> [DESCRIPTION OF THE TASK]: In the listing that follows, count every line with the word "CENTURY" in it and write only the total.

> [INPUT]:
● ● ● ● ●

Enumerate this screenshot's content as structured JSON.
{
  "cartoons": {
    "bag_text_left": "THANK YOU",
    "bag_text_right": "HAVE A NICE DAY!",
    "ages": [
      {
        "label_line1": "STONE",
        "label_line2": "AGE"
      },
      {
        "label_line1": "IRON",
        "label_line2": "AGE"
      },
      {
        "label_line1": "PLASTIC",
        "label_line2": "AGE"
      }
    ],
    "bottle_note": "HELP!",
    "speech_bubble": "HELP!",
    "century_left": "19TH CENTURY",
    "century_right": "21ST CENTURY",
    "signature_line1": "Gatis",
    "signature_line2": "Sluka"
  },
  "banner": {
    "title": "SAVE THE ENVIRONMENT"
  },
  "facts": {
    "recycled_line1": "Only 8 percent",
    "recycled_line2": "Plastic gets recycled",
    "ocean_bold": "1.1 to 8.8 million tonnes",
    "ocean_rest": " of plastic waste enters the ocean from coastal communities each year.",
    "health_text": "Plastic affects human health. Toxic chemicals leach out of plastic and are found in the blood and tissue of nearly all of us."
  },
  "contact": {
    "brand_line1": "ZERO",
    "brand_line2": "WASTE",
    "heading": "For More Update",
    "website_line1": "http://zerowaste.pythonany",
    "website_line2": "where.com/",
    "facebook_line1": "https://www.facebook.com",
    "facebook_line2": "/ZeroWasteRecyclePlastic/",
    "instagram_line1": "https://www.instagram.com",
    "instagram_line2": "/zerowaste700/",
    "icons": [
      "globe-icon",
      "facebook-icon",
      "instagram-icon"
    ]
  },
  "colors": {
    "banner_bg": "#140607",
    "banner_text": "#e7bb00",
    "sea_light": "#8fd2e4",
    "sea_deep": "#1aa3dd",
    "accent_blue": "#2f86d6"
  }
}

● ● ● ● ●

> [EXERCISE RESULT]: 2